- What you will do
List each line of the data that holds the string "parkas", please.
----------
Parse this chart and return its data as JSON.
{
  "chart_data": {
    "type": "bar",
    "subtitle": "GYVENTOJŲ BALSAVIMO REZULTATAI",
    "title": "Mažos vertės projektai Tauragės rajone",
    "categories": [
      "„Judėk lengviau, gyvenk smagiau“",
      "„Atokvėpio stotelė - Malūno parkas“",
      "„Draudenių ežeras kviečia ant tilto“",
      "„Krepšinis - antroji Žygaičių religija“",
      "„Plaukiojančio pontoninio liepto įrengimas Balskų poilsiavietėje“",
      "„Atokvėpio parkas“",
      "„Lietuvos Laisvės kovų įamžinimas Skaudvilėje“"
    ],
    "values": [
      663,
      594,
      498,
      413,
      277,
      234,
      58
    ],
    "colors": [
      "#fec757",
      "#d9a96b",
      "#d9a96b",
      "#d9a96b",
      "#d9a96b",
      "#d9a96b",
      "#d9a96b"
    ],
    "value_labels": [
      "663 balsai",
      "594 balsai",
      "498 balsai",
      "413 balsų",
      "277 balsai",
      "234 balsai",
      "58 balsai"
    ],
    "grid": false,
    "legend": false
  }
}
----------
- Answer to this problem
      "„Atokvėpio stotelė - Malūno parkas“",
      "„Atokvėpio parkas“",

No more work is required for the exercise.